取り組む課題:
1) 管理職の指示の出し方についての文章から、「まずメールを開くことからスタ」から「を矢継ぎ早に話し指示を出す。」までを一字一句違えずに書き写しなさい。
2) 管理職の指示の出し方についての文章を、示されている最後の文の後から書き継ぎなさい。

自分が職場にいるときは、職場や職場の人の状況をあなた自身の眼で確認することができる。
また指示したことの徹底度合いも管理職ならば肌で感じることができるはずだ。
ところが、管理職であるあなたは結構この職場にいないことが多い。
営業で外回りをしていたり、時には出張ということもある。 その他日本のサラリーマン社会は会議だらけだ。
職場にいないことの方が多いのかもしれない。

 

ということは、あなたがいない時に組織をどう課題に向けて走らせるかがポイントになってくる。
ここは管理職であるあなたの仕事の進め方をチェックする必要がある。

 

私もそうだったが、まず、出社して、今日「あなた自身」がやらなければならないことをチェックする。
まずメールを開くことからスタートする。そして、その確認を終えると、あなたがやらなければならないことに猛然と取り組む。
その大部分は、社内の報告資料や会議資料の作成だが、得意先からの宿題、あるいは提出資料も、あなた自身が作らなければならないこともある。
そんなあなたがやらなければならないことに、猛然と取り組むのだ。
サラリーマンなら誰でも経験することだが、あっという間に時間が経ち、気がついたら昼だったということになる。

 

そして、社内の会議に出席したり、得意先を回ったり、出張に出かけたりするのである。
さすがに、職場を離れるときは、組織の課題進捗のことが気になり、次席者なり補助者を呼び、 自分のいない時に、「あれをやってくれ」「これを確認しておいてくれ」と、気になっていることを矢継ぎ早に話し指示を出す。

 

さて、ここからである。
ここから、あなたは、職場にいなくなるのである。
あなたの眼と耳で組織の進捗を確認できない時間や期間が到来するのである。
組織の進捗のことが気になり、外出先から電話をする。 また、社内の会議だったら、休憩時間中に自分の席に戻り、短い時間に自分が指示したことの確認を行う。

 

逆なのである。
一日のスタートで、「あなた自身」の仕事を進めるのではなく、先に組織に指示を出すべきなのである。
これは、考えてみればわかる。
先に指示を出したならば、それだけ、組織の人はあなたの指示に向かって動く時間が増えることになる。 そして、あなたが外出したり、会議に出席したりする前に、少なくとも組織の進捗状況を確認できる時間も 生まれるはずだ。
それを、外出する前や会議の前に、ちょこちょこと指示するから組織の進捗が図れないのである。

 

こんな「切羽づまったかつ矢継ぎ早の指示」は、だいたいからして、次席者や補助者にその真意が伝わらない。 指示漏れも絶対にある。
なぜなら、指示という極めて重要なことを時間のない中で済ませているからである。

与えられた行:
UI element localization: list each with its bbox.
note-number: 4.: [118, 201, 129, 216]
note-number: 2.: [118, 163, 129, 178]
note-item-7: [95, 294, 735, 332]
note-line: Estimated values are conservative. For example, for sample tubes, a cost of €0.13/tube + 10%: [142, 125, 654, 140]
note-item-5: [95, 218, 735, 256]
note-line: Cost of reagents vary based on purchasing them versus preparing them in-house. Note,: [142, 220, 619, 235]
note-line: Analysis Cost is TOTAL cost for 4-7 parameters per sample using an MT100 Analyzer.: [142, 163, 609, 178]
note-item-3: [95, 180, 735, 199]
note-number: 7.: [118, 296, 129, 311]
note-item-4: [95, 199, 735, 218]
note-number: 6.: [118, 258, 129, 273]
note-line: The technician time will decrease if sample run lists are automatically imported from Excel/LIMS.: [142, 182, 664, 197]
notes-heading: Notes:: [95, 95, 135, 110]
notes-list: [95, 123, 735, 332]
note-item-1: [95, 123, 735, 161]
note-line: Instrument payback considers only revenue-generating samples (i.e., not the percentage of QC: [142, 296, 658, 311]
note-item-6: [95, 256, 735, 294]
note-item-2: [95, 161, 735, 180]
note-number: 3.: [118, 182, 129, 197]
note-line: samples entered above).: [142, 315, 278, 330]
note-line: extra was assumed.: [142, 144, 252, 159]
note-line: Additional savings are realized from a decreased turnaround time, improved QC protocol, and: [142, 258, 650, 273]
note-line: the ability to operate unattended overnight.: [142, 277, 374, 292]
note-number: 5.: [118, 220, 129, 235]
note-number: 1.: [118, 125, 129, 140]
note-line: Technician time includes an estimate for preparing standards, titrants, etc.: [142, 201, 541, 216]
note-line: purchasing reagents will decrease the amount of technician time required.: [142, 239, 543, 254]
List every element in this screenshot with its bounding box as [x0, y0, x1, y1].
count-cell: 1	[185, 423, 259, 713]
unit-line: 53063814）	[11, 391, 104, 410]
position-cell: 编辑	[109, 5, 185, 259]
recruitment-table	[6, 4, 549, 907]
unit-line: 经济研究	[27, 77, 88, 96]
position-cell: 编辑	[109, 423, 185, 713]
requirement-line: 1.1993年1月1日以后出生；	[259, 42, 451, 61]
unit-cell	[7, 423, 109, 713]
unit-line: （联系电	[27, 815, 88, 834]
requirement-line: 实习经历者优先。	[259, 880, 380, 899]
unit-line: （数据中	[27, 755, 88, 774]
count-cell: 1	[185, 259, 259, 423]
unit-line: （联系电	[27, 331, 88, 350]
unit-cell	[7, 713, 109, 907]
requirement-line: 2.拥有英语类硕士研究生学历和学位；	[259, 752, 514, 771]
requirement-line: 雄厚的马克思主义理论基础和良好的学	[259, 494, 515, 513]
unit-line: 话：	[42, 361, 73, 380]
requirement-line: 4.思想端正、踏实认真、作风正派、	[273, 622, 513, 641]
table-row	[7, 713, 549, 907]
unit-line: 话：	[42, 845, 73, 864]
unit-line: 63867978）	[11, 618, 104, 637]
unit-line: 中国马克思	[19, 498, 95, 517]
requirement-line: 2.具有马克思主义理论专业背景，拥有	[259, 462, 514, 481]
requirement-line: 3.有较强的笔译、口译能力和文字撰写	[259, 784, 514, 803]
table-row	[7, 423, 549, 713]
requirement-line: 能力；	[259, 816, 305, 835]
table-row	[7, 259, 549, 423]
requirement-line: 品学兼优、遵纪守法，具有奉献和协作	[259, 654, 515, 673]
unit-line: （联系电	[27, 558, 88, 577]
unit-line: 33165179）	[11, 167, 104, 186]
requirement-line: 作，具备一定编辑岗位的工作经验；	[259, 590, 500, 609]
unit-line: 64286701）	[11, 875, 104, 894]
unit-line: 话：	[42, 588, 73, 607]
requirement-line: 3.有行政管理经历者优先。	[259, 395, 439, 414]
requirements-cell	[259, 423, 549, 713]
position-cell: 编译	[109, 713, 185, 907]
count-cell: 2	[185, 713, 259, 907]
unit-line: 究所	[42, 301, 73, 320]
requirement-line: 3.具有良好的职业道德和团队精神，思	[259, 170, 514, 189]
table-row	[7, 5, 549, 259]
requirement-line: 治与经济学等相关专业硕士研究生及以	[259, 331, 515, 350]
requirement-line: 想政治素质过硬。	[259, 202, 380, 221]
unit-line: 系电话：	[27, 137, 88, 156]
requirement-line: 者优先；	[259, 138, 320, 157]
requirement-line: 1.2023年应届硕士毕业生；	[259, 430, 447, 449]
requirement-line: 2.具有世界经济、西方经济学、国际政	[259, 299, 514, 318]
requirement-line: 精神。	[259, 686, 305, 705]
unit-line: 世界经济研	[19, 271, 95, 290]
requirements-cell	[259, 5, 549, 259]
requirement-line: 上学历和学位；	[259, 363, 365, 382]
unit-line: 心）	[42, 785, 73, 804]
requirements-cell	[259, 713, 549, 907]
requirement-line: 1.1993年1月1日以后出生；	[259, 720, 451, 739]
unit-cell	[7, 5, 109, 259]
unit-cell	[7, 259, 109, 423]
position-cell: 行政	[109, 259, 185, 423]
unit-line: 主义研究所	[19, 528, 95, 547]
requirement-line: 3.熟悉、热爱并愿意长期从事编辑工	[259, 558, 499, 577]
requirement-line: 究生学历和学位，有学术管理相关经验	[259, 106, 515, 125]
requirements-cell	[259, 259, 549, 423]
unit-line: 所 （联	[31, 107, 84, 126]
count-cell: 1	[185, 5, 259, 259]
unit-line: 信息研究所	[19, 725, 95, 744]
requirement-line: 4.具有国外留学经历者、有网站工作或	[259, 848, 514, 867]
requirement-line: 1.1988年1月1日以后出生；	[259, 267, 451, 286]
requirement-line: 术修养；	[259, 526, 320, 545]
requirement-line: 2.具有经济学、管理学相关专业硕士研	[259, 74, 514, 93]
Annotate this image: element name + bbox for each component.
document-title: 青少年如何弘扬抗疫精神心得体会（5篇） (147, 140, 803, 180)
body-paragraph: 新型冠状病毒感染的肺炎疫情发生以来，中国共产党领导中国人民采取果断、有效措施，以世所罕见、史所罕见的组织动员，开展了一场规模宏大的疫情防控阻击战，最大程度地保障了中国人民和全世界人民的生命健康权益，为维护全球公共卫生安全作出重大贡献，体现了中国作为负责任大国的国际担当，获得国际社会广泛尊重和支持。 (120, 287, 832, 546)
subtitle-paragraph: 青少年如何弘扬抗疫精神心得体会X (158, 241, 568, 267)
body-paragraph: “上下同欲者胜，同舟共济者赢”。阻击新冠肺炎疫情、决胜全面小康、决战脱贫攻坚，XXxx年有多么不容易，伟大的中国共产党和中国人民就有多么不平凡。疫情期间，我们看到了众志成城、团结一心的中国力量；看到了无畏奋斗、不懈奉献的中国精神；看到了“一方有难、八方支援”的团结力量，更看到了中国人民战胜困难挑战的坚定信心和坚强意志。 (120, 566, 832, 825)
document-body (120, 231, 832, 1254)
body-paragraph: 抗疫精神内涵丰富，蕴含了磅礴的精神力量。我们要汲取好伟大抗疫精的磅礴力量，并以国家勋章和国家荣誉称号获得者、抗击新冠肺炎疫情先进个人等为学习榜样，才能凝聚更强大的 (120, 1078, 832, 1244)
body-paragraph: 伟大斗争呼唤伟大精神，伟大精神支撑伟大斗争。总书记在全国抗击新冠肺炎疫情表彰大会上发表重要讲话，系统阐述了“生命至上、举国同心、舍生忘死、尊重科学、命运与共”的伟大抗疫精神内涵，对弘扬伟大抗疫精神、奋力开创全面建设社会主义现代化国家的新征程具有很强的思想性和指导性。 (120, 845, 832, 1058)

模範解答:
1)
まずメールを開くことからスタートする。そして、その確認を終えると、あなたがやらなければならないことに猛然と取り組む。
その大部分は、社内の報告資料や会議資料の作成だが、得意先からの宿題、あるいは提出資料も、あなた自身が作らなければならないこともある。
そんなあなたがやらなければならないことに、猛然と取り組むのだ。
サラリーマンなら誰でも経験することだが、あっという間に時間が経ち、気がついたら昼だったということになる。

 

そして、社内の会議に出席したり、得意先を回ったり、出張に出かけたりするのである。
さすがに、職場を離れるときは、組織の課題進捗のことが気になり、次席者なり補助者を呼び、 自分のいない時に、「あれをやってくれ」「これを確認しておいてくれ」と、気になっていることを矢継ぎ早に話し指示を出す。

2)
こうしてあなたがいない時に、組織はあなたが意図したようには走らないのである!

 

このことは結構、管理職はわからないでいることが多い。
まるで、出先からしょっちゅう職場に電話をすることが有能でエネルギッシュな管理職だと思い込んでいる人も多い。
だいたい、出先から何度も電話をするということ自体が、「指示がうまく伝わっていないのではないか」という管理職自身の不安の表れではないか。
そして、そんなに心配ならば、外出する前によく指示しておけばよいのである。 指示の準備不足のようなものである。

 

以上のことを考えていくと、
組織の課題に向けた成否は、管理職がいない時に決まる。
管理職が席にいて、「ああだ」「こうだ」と職場の人を呼び指示している時間帯は、組織の課題進捗の判断では、「仮の姿」なのだ。
ここで判断してはいけない。

 

管理職が席にいない時間の方が圧倒的に多いという事実にも、冷静に着目する必要がある。
この圧倒的に多い時間帯こそが、組織の課題に向けた進捗の「本当の姿」なのである。

 

毎日やるべきことが多い管理職に向かって、「自分の仕事を後回しにして、まず組織への指示から入れ」 ということは、大変に難しいことは百も承知だ。
まず、自分の仕事からと考えるのもよくわかる。
しかし、組織は、「進め方」で成否が決まる。
またサラリーマン社会は、限られた時間での課題進捗を競う場でもある。
すなわち、組織にとっても人にとっても、進め方のうまさ、効率というものが絶対に要求される。

 

もし、あなたが指示を先行した上で、自分自身の仕事をじっくりやるスタイルに変えたなら、 組織の成果が上がってくるのは、火を見るよりも明らかだろう。
そして、その方があなたの気も休まるし、自分自身の仕事にもじっくり取り組めるのでないだろうか。

 

自分のいない時に組織を走らせる!
このことを頭に刻み、頑張ってもらいたい。